** BEGIN THE INPUT **
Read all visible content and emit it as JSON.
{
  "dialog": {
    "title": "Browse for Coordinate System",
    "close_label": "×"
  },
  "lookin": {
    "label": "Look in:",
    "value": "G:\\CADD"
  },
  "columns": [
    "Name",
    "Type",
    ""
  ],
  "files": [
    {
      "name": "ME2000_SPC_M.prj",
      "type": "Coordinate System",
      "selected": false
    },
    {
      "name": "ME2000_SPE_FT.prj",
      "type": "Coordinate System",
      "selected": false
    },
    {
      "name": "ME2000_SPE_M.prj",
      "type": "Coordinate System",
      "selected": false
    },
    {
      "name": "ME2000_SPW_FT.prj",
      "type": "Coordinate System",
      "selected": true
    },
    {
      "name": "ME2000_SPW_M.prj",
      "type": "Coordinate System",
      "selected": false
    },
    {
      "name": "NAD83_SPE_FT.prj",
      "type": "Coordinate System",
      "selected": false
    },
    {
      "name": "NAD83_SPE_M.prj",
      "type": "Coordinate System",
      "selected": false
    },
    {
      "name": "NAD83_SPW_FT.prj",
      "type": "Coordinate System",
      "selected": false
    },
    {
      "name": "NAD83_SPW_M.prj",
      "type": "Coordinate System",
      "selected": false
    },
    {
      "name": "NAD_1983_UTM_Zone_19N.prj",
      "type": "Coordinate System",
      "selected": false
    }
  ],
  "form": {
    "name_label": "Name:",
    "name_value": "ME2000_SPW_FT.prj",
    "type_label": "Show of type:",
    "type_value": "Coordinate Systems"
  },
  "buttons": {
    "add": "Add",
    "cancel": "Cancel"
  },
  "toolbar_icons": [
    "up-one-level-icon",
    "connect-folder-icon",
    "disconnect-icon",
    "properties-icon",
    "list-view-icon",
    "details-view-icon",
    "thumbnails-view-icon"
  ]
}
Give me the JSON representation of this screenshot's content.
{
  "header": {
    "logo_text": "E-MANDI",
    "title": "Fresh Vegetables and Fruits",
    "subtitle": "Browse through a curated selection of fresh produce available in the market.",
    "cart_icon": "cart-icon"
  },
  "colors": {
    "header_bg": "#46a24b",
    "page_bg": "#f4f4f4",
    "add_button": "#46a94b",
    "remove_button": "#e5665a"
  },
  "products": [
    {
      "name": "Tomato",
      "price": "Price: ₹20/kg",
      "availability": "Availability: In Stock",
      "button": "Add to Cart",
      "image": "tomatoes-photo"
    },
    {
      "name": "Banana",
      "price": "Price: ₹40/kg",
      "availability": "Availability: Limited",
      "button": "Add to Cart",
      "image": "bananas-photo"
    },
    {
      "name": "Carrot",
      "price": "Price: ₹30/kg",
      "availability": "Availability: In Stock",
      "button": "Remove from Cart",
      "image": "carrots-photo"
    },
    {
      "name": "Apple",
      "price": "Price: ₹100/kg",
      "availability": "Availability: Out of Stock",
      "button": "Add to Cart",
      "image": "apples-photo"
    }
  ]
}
** END THE INPUT **
> [EXERCISE REQUIREMENTS]: Look for "price" and pull out every line that has it.

> [ANSWER TO THIS PROBLEM]:
      "price": "Price: ₹20/kg",
      "price": "Price: ₹40/kg",
      "price": "Price: ₹30/kg",
      "price": "Price: ₹100/kg",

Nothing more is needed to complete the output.